Data records:
-------------------------

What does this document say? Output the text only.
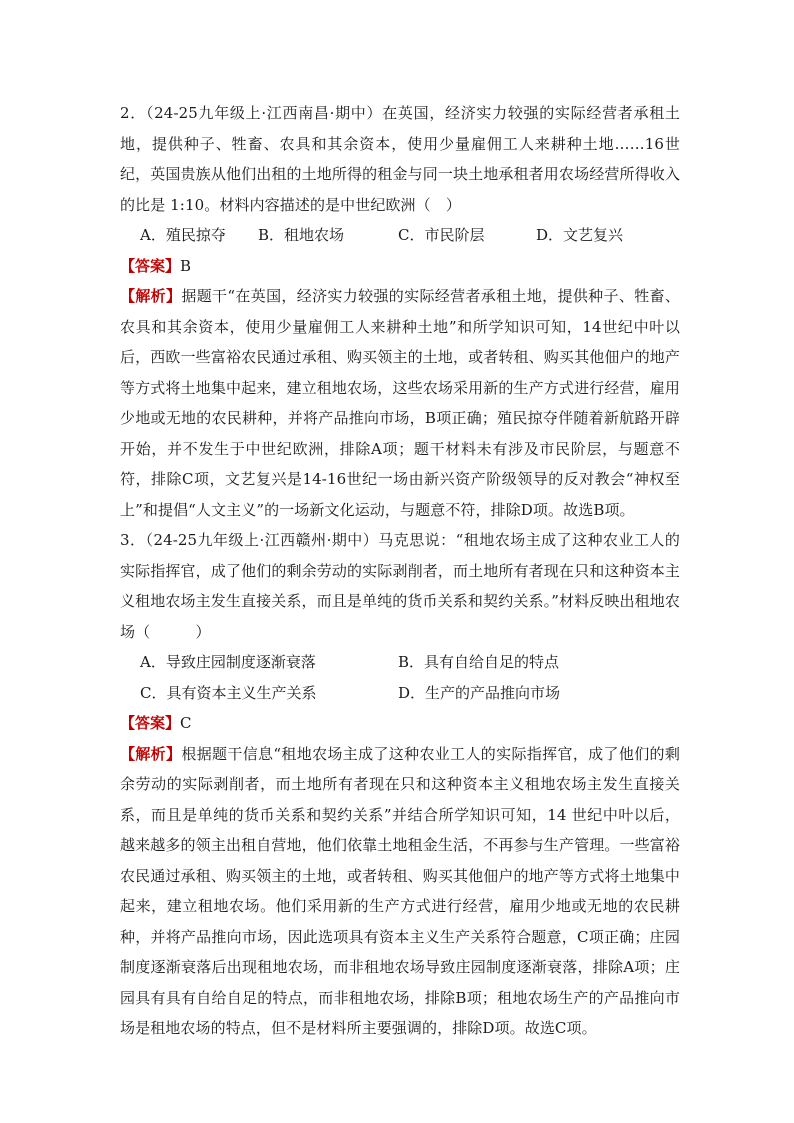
2．（24-25九年级上·江西南昌·期中）在英国，经济实力较强的实际经营者承租土地，提供种子、牲畜、农具和其余资本，使用少量雇佣工人来耕种土地……16世纪，英国贵族从他们出租的土地所得的租金与同一块土地承租者用农场经营所得收入的比是 1:10。材料内容描述的是中世纪欧洲（　）

A．殖民掠夺	B．租地农场	C．市民阶层	D．文艺复兴
【答案】B

【解析】据题干“在英国，经济实力较强的实际经营者承租土地，提供种子、牲畜、农具和其余资本，使用少量雇佣工人来耕种土地”和所学知识可知，14世纪中叶以后，西欧一些富裕农民通过承租、购买领主的土地，或者转租、购买其他佃户的地产等方式将土地集中起来，建立租地农场，这些农场采用新的生产方式进行经营，雇用少地或无地的农民耕种，并将产品推向市场，B项正确；殖民掠夺伴随着新航路开辟开始，并不发生于中世纪欧洲，排除A项；题干材料未有涉及市民阶层，与题意不符，排除C项，文艺复兴是14-16世纪一场由新兴资产阶级领导的反对教会“神权至上”和提倡“人文主义”的一场新文化运动，与题意不符，排除D项。故选B项。

3．（24-25九年级上·江西赣州·期中）马克思说：“租地农场主成了这种农业工人的实际指挥官，成了他们的剩余劳动的实际剥削者，而土地所有者现在只和这种资本主义租地农场主发生直接关系，而且是单纯的货币关系和契约关系。”材料反映出租地农场（　　　）

A．导致庄园制度逐渐衰落	B．具有自给自足的特点
C．具有资本主义生产关系	D．生产的产品推向市场
【答案】C

【解析】根据题干信息“租地农场主成了这种农业工人的实际指挥官，成了他们的剩余劳动的实际剥削者，而土地所有者现在只和这种资本主义租地农场主发生直接关系，而且是单纯的货币关系和契约关系”并结合所学知识可知，14 世纪中叶以后，越来越多的领主出租自营地，他们依靠土地租金生活，不再参与生产管理。一些富裕农民通过承租、购买领主的土地，或者转租、购买其他佃户的地产等方式将土地集中起来，建立租地农场。他们采用新的生产方式进行经营，雇用少地或无地的农民耕种，并将产品推向市场，因此选项具有资本主义生产关系符合题意，C项正确；庄园制度逐渐衰落后出现租地农场，而非租地农场导致庄园制度逐渐衰落，排除A项；庄园具有具有自给自足的特点，而非租地农场，排除B项；租地农场生产的产品推向市场是租地农场的特点，但不是材料所主要强调的，排除D项。故选C项。
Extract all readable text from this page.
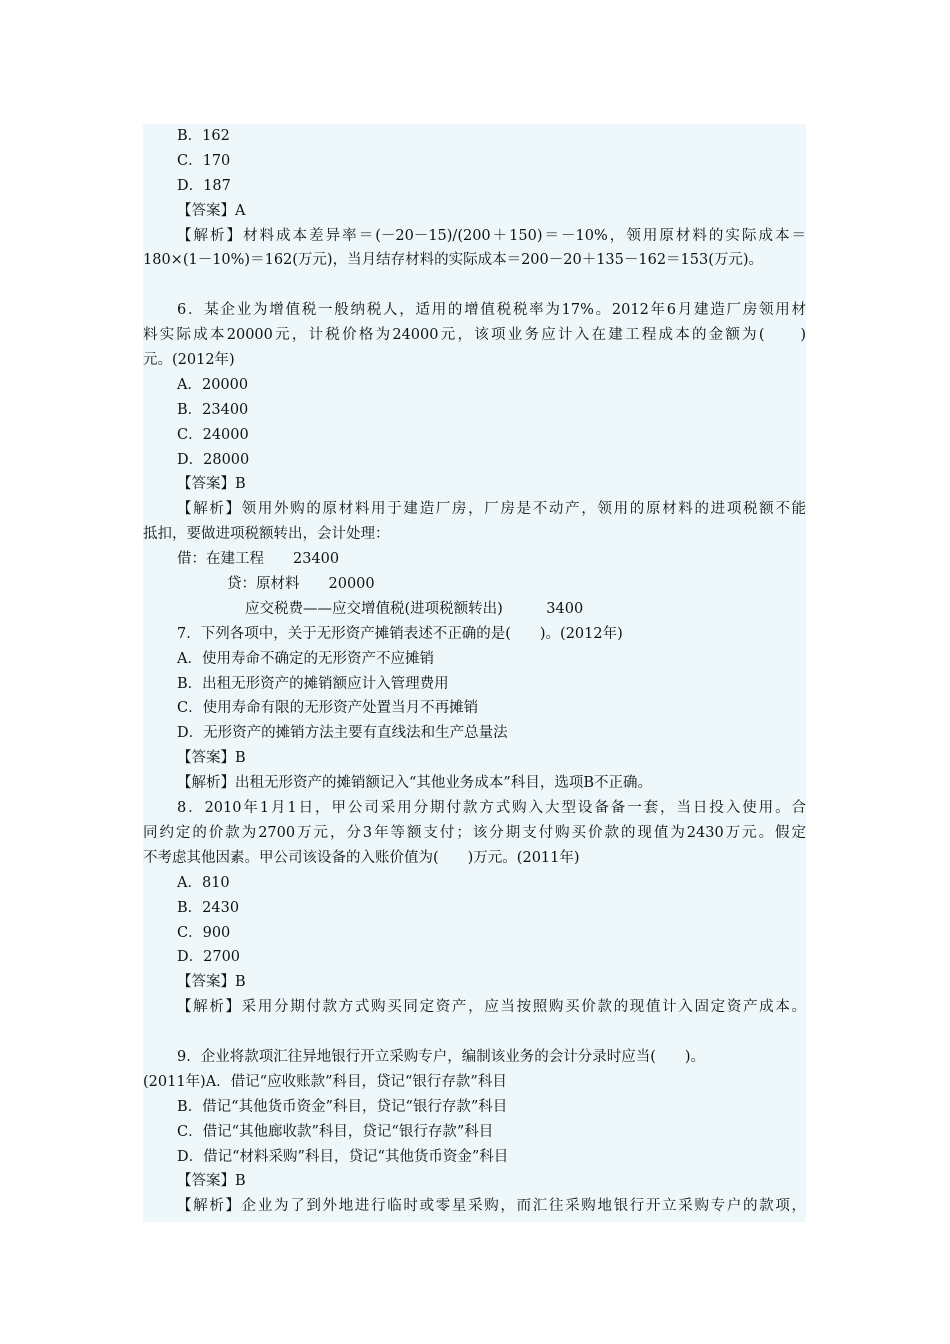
B．162
C．170
D．187
【答案】A
【解析】材料成本差异率＝(－20－15)/(200＋150)＝－10%，领用原材料的实际成本＝
180×(1－10%)＝162(万元)，当月结存材料的实际成本＝200－20＋135－162＝153(万元)。
6．某企业为增值税一般纳税人，适用的增值税税率为17%。2012年6月建造厂房领用材
料实际成本20000元，计税价格为24000元，该项业务应计入在建工程成本的金额为(　　)
元。(2012年)
A．20000
B．23400
C．24000
D．28000
【答案】B
【解析】领用外购的原材料用于建造厂房，厂房是不动产，领用的原材料的进项税额不能
抵扣，要做进项税额转出，会计处理：
借：在建工程　　23400
贷：原材料　　20000
应交税费——应交增值税(进项税额转出)　　　3400
7．下列各项中，关于无形资产摊销表述不正确的是(　　)。(2012年)
A．使用寿命不确定的无形资产不应摊销
B．出租无形资产的摊销额应计入管理费用
C．使用寿命有限的无形资产处置当月不再摊销
D．无形资产的摊销方法主要有直线法和生产总量法
【答案】B
【解析】出租无形资产的摊销额记入“其他业务成本”科目，选项B不正确。
8．2010年1月1日，甲公司采用分期付款方式购入大型设备备一套，当日投入使用。合
同约定的价款为2700万元，分3年等额支付；该分期支付购买价款的现值为2430万元。假定
不考虑其他因素。甲公司该设备的入账价值为(　　)万元。(2011年)
A．810
B．2430
C．900
D．2700
【答案】B
【解析】采用分期付款方式购买同定资产，应当按照购买价款的现值计入固定资产成本。
9．企业将款项汇往异地银行开立采购专户，编制该业务的会计分录时应当(　　)。
(2011年)A．借记“应收账款”科目，贷记“银行存款”科目
B．借记“其他货币资金”科目，贷记“银行存款”科目
C．借记“其他廊收款”科目，贷记“银行存款”科目
D．借记“材料采购”科目，贷记“其他货币资金”科目
【答案】B
【解析】企业为了到外地进行临时或零星采购，而汇往采购地银行开立采购专户的款项，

-------------------------

Exercise directions: Your answer should be one number: how many lines in the material above contain the string "使用少量雇佣工人来耕种土地".

Worked answer: 2